■ BRIEF
Repeat all entries exactly.

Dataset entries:
□ □ □ □

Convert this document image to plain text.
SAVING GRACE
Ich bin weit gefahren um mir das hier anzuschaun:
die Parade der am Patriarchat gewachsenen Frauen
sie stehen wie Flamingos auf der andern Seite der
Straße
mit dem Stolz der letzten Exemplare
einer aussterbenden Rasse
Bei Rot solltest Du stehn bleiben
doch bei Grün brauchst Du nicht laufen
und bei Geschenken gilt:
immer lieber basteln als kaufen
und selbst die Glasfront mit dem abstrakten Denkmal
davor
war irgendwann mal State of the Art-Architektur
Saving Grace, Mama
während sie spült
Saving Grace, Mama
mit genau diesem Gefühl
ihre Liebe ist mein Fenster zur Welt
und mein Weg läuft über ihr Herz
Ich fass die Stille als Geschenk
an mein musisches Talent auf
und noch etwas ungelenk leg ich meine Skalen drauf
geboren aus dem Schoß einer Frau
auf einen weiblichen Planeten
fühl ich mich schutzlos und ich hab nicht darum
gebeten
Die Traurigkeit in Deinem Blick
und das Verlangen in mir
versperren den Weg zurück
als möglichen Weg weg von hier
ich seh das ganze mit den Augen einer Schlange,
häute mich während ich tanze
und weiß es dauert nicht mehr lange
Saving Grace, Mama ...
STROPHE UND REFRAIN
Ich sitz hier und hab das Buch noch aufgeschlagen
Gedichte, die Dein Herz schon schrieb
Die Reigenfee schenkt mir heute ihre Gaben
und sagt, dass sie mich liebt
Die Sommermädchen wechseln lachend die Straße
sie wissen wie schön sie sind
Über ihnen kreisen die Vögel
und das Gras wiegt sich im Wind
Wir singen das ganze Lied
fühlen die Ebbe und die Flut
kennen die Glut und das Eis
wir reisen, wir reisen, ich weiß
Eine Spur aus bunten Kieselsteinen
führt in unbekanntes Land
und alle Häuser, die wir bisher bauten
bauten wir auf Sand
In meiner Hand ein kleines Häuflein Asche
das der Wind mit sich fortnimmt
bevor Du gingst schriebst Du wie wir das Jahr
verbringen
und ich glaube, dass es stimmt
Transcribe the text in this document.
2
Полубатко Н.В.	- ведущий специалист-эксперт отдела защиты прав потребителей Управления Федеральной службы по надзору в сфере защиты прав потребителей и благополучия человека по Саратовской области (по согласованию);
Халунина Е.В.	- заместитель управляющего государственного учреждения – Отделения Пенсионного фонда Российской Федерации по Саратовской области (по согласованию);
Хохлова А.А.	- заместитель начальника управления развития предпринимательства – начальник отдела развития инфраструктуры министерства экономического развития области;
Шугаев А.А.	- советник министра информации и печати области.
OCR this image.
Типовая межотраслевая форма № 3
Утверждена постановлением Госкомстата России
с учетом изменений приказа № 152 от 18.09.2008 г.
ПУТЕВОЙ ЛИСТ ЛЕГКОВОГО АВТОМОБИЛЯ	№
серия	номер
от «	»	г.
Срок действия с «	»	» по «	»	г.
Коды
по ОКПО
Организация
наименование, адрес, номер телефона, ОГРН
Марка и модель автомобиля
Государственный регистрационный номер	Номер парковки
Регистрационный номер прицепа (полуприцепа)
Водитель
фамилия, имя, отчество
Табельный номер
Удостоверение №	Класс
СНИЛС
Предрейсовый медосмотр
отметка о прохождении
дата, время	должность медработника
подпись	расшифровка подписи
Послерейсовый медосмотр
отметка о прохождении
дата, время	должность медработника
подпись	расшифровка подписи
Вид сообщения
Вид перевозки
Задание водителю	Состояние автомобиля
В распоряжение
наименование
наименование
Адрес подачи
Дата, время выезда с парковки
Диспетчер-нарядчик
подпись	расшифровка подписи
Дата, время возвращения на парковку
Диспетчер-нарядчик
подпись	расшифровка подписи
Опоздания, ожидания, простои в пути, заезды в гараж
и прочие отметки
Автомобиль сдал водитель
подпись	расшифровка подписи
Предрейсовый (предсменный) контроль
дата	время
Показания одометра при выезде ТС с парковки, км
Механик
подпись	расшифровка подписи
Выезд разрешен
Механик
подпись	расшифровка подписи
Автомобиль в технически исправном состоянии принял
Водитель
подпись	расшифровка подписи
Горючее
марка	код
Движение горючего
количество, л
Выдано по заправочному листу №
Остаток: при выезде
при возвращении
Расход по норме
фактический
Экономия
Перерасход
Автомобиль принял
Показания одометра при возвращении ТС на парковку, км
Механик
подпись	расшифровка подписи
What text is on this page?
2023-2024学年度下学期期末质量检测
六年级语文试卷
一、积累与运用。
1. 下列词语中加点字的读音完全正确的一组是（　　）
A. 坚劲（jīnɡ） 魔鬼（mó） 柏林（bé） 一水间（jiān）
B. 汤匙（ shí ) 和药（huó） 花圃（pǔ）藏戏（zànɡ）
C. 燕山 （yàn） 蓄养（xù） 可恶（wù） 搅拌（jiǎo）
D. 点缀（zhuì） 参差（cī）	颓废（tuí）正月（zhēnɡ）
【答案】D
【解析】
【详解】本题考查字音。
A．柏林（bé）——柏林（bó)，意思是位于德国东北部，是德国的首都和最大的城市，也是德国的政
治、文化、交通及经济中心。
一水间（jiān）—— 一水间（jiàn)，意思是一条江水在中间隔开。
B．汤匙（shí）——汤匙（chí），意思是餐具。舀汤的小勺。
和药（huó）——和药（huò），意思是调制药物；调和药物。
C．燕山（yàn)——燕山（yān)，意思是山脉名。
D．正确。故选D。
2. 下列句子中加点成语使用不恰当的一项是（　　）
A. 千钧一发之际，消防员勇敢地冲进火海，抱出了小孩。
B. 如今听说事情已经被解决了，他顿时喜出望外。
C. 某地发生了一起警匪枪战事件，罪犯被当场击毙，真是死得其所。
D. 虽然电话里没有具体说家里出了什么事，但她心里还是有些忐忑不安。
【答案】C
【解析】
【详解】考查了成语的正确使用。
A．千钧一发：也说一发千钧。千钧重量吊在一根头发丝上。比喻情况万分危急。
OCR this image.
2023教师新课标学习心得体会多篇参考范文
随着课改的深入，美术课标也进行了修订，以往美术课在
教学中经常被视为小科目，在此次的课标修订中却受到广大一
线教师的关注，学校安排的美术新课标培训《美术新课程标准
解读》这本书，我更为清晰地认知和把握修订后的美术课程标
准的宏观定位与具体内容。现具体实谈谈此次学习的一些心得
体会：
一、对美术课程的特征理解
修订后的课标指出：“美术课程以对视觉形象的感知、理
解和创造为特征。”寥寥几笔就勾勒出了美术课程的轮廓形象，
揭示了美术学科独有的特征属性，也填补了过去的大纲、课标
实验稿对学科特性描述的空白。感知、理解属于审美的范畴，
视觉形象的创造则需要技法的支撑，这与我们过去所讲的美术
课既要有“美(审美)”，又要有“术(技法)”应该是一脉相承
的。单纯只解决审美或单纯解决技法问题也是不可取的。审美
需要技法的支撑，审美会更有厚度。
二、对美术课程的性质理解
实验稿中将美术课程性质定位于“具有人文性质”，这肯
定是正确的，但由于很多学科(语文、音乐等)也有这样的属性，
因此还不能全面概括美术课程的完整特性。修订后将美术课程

□ □ □ □

■ FULL ANSWER
Convert this document image to plain text.
SAVING GRACE
Ich bin weit gefahren um mir das hier anzuschaun:
die Parade der am Patriarchat gewachsenen Frauen
sie stehen wie Flamingos auf der andern Seite der
Straße
mit dem Stolz der letzten Exemplare
einer aussterbenden Rasse
Bei Rot solltest Du stehn bleiben
doch bei Grün brauchst Du nicht laufen
und bei Geschenken gilt:
immer lieber basteln als kaufen
und selbst die Glasfront mit dem abstrakten Denkmal
davor
war irgendwann mal State of the Art-Architektur
Saving Grace, Mama
während sie spült
Saving Grace, Mama
mit genau diesem Gefühl
ihre Liebe ist mein Fenster zur Welt
und mein Weg läuft über ihr Herz
Ich fass die Stille als Geschenk
an mein musisches Talent auf
und noch etwas ungelenk leg ich meine Skalen drauf
geboren aus dem Schoß einer Frau
auf einen weiblichen Planeten
fühl ich mich schutzlos und ich hab nicht darum
gebeten
Die Traurigkeit in Deinem Blick
und das Verlangen in mir
versperren den Weg zurück
als möglichen Weg weg von hier
ich seh das ganze mit den Augen einer Schlange,
häute mich während ich tanze
und weiß es dauert nicht mehr lange
Saving Grace, Mama ...
STROPHE UND REFRAIN
Ich sitz hier und hab das Buch noch aufgeschlagen
Gedichte, die Dein Herz schon schrieb
Die Reigenfee schenkt mir heute ihre Gaben
und sagt, dass sie mich liebt
Die Sommermädchen wechseln lachend die Straße
sie wissen wie schön sie sind
Über ihnen kreisen die Vögel
und das Gras wiegt sich im Wind
Wir singen das ganze Lied
fühlen die Ebbe und die Flut
kennen die Glut und das Eis
wir reisen, wir reisen, ich weiß
Eine Spur aus bunten Kieselsteinen
führt in unbekanntes Land
und alle Häuser, die wir bisher bauten
bauten wir auf Sand
In meiner Hand ein kleines Häuflein Asche
das der Wind mit sich fortnimmt
bevor Du gingst schriebst Du wie wir das Jahr
verbringen
und ich glaube, dass es stimmt
Transcribe the text in this document.
2
Полубатко Н.В.	- ведущий специалист-эксперт отдела защиты прав потребителей Управления Федеральной службы по надзору в сфере защиты прав потребителей и благополучия человека по Саратовской области (по согласованию);
Халунина Е.В.	- заместитель управляющего государственного учреждения – Отделения Пенсионного фонда Российской Федерации по Саратовской области (по согласованию);
Хохлова А.А.	- заместитель начальника управления развития предпринимательства – начальник отдела развития инфраструктуры министерства экономического развития области;
Шугаев А.А.	- советник министра информации и печати области.
OCR this image.
Типовая межотраслевая форма № 3
Утверждена постановлением Госкомстата России
с учетом изменений приказа № 152 от 18.09.2008 г.
ПУТЕВОЙ ЛИСТ ЛЕГКОВОГО АВТОМОБИЛЯ	№
серия	номер
от «	»	г.
Срок действия с «	»	» по «	»	г.
Коды
по ОКПО
Организация
наименование, адрес, номер телефона, ОГРН
Марка и модель автомобиля
Государственный регистрационный номер	Номер парковки
Регистрационный номер прицепа (полуприцепа)
Водитель
фамилия, имя, отчество
Табельный номер
Удостоверение №	Класс
СНИЛС
Предрейсовый медосмотр
отметка о прохождении
дата, время	должность медработника
подпись	расшифровка подписи
Послерейсовый медосмотр
отметка о прохождении
дата, время	должность медработника
подпись	расшифровка подписи
Вид сообщения
Вид перевозки
Задание водителю	Состояние автомобиля
В распоряжение
наименование
наименование
Адрес подачи
Дата, время выезда с парковки
Диспетчер-нарядчик
подпись	расшифровка подписи
Дата, время возвращения на парковку
Диспетчер-нарядчик
подпись	расшифровка подписи
Опоздания, ожидания, простои в пути, заезды в гараж
и прочие отметки
Автомобиль сдал водитель
подпись	расшифровка подписи
Предрейсовый (предсменный) контроль
дата	время
Показания одометра при выезде ТС с парковки, км
Механик
подпись	расшифровка подписи
Выезд разрешен
Механик
подпись	расшифровка подписи
Автомобиль в технически исправном состоянии принял
Водитель
подпись	расшифровка подписи
Горючее
марка	код
Движение горючего
количество, л
Выдано по заправочному листу №
Остаток: при выезде
при возвращении
Расход по норме
фактический
Экономия
Перерасход
Автомобиль принял
Показания одометра при возвращении ТС на парковку, км
Механик
подпись	расшифровка подписи
What text is on this page?
2023-2024学年度下学期期末质量检测
六年级语文试卷
一、积累与运用。
1. 下列词语中加点字的读音完全正确的一组是（　　）
A. 坚劲（jīnɡ） 魔鬼（mó） 柏林（bé） 一水间（jiān）
B. 汤匙（ shí ) 和药（huó） 花圃（pǔ）藏戏（zànɡ）
C. 燕山 （yàn） 蓄养（xù） 可恶（wù） 搅拌（jiǎo）
D. 点缀（zhuì） 参差（cī）	颓废（tuí）正月（zhēnɡ）
【答案】D
【解析】
【详解】本题考查字音。
A．柏林（bé）——柏林（bó)，意思是位于德国东北部，是德国的首都和最大的城市，也是德国的政
治、文化、交通及经济中心。
一水间（jiān）—— 一水间（jiàn)，意思是一条江水在中间隔开。
B．汤匙（shí）——汤匙（chí），意思是餐具。舀汤的小勺。
和药（huó）——和药（huò），意思是调制药物；调和药物。
C．燕山（yàn)——燕山（yān)，意思是山脉名。
D．正确。故选D。
2. 下列句子中加点成语使用不恰当的一项是（　　）
A. 千钧一发之际，消防员勇敢地冲进火海，抱出了小孩。
B. 如今听说事情已经被解决了，他顿时喜出望外。
C. 某地发生了一起警匪枪战事件，罪犯被当场击毙，真是死得其所。
D. 虽然电话里没有具体说家里出了什么事，但她心里还是有些忐忑不安。
【答案】C
【解析】
【详解】考查了成语的正确使用。
A．千钧一发：也说一发千钧。千钧重量吊在一根头发丝上。比喻情况万分危急。
OCR this image.
2023教师新课标学习心得体会多篇参考范文
随着课改的深入，美术课标也进行了修订，以往美术课在
教学中经常被视为小科目，在此次的课标修订中却受到广大一
线教师的关注，学校安排的美术新课标培训《美术新课程标准
解读》这本书，我更为清晰地认知和把握修订后的美术课程标
准的宏观定位与具体内容。现具体实谈谈此次学习的一些心得
体会：
一、对美术课程的特征理解
修订后的课标指出：“美术课程以对视觉形象的感知、理
解和创造为特征。”寥寥几笔就勾勒出了美术课程的轮廓形象，
揭示了美术学科独有的特征属性，也填补了过去的大纲、课标
实验稿对学科特性描述的空白。感知、理解属于审美的范畴，
视觉形象的创造则需要技法的支撑，这与我们过去所讲的美术
课既要有“美(审美)”，又要有“术(技法)”应该是一脉相承
的。单纯只解决审美或单纯解决技法问题也是不可取的。审美
需要技法的支撑，审美会更有厚度。
二、对美术课程的性质理解
实验稿中将美术课程性质定位于“具有人文性质”，这肯
定是正确的，但由于很多学科(语文、音乐等)也有这样的属性，
因此还不能全面概括美术课程的完整特性。修订后将美术课程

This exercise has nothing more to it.